Go through the listing beneath this task and return every line that carries the string "swatch".

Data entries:
· · ·
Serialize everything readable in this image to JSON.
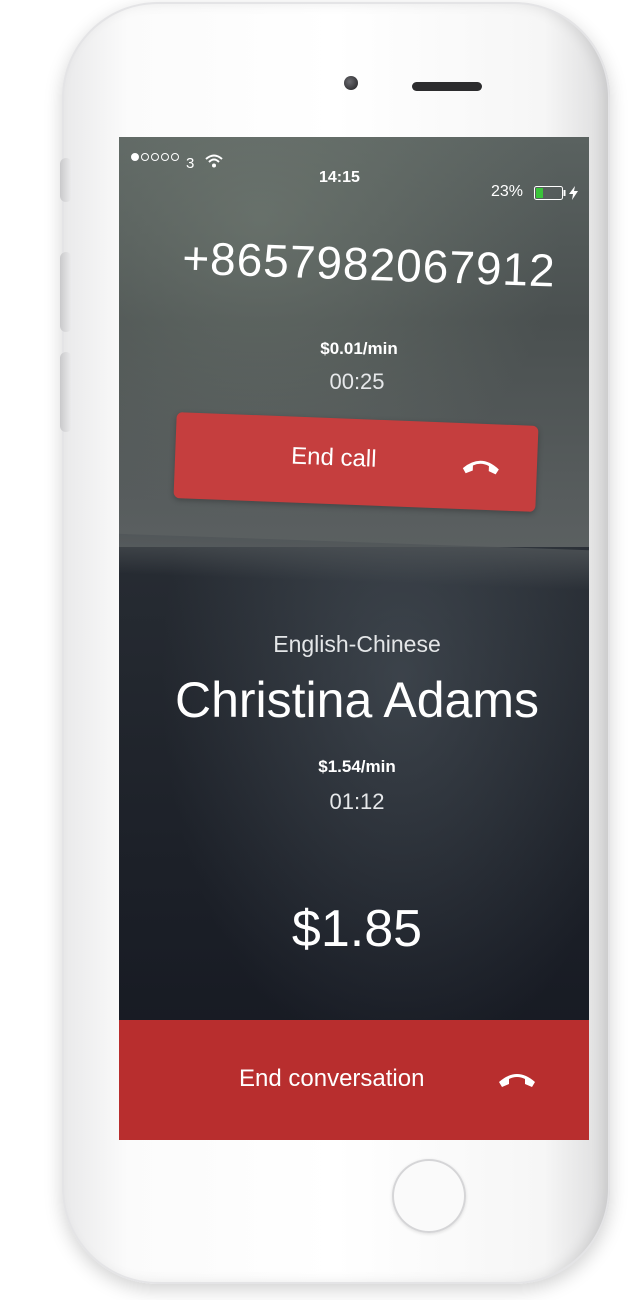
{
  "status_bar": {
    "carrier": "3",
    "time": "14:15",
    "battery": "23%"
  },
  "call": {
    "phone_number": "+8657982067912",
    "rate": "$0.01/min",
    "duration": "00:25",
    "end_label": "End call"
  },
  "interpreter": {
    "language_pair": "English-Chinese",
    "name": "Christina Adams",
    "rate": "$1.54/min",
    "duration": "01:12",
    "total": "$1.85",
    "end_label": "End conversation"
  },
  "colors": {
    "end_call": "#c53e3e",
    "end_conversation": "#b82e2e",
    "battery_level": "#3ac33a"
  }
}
· · ·
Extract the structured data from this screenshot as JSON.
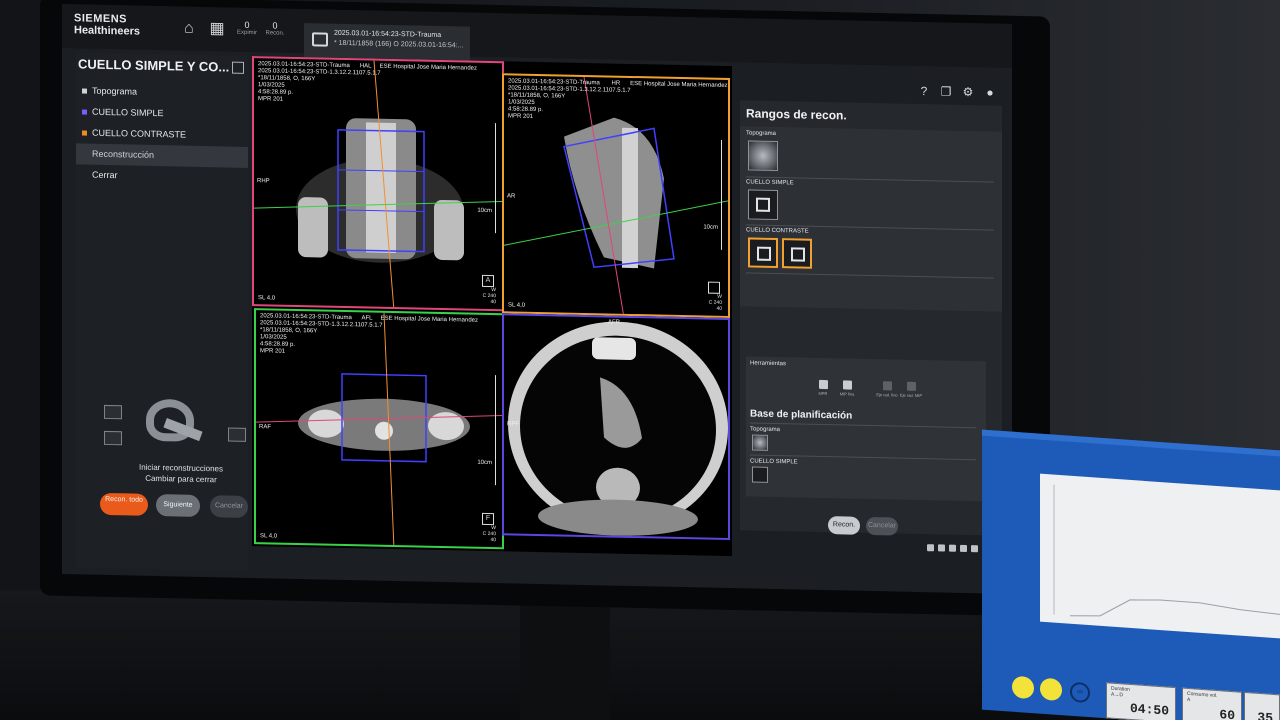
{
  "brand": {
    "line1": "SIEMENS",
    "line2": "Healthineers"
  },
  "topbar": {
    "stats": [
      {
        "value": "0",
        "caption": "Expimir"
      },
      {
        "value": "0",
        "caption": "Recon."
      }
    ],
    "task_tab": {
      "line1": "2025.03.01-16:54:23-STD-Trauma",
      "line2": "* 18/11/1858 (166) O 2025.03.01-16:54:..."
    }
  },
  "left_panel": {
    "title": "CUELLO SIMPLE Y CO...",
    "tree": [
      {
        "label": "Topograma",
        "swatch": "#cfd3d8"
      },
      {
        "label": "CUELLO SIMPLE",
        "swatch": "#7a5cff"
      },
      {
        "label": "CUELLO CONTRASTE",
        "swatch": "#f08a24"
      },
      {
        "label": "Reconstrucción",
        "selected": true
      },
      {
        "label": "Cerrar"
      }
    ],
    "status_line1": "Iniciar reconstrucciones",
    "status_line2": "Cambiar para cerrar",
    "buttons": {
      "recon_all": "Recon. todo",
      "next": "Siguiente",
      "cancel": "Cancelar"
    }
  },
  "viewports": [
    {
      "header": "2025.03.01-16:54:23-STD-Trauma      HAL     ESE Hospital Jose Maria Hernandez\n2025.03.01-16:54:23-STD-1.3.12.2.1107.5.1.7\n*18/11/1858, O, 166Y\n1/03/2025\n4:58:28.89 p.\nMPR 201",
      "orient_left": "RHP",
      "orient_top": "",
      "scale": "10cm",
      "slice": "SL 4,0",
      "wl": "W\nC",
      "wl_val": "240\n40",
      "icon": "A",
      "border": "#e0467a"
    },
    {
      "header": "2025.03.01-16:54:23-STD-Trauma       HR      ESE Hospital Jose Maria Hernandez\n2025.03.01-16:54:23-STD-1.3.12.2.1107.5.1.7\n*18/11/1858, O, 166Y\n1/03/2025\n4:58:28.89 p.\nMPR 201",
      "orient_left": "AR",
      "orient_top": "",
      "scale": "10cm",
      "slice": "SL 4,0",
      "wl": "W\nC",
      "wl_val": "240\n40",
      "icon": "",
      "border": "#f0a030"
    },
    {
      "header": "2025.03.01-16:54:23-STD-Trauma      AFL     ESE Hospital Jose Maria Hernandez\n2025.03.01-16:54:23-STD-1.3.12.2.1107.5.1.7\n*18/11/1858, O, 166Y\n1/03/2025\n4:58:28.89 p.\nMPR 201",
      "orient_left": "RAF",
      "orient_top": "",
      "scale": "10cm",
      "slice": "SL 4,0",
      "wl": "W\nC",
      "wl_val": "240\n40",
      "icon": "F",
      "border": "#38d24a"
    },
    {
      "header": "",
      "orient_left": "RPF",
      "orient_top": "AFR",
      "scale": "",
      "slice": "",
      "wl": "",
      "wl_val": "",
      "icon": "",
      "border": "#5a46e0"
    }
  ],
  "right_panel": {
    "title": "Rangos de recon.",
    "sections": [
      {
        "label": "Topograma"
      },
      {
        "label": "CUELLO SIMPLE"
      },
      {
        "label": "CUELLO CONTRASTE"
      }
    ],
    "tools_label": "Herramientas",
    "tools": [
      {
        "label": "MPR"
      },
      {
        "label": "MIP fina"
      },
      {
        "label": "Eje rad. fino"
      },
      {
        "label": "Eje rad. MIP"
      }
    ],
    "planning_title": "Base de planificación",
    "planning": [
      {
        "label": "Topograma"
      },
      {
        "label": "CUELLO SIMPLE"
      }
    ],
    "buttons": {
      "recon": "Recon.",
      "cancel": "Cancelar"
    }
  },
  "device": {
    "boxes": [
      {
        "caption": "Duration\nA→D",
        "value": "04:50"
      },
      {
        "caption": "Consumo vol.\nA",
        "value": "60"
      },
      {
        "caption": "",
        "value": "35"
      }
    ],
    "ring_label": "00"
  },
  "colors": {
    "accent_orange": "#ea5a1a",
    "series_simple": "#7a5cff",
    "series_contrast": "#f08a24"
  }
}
· · ·
- [PROBLEM SOLUTION]:
        "swatch": "#cfd3d8"
        "swatch": "#7a5cff"
        "swatch": "#f08a24"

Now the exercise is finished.